§ GIVEN EXERCISE:
Reproduce the listing below verbatim.

§ RECORDS TO USE:
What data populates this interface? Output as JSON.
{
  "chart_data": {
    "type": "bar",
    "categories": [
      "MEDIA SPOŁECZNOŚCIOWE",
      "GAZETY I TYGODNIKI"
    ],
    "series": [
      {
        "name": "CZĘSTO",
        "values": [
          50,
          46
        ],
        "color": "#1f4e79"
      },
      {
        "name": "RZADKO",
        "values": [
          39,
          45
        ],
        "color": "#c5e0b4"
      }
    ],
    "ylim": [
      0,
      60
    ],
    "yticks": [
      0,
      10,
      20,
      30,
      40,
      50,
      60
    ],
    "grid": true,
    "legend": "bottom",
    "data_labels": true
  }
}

§ EXERCISE SOLUTION:
What data populates this interface? Output as JSON.
{
  "chart_data": {
    "type": "bar",
    "categories": [
      "MEDIA SPOŁECZNOŚCIOWE",
      "GAZETY I TYGODNIKI"
    ],
    "series": [
      {
        "name": "CZĘSTO",
        "values": [
          50,
          46
        ],
        "color": "#1f4e79"
      },
      {
        "name": "RZADKO",
        "values": [
          39,
          45
        ],
        "color": "#c5e0b4"
      }
    ],
    "ylim": [
      0,
      60
    ],
    "yticks": [
      0,
      10,
      20,
      30,
      40,
      50,
      60
    ],
    "grid": true,
    "legend": "bottom",
    "data_labels": true
  }
}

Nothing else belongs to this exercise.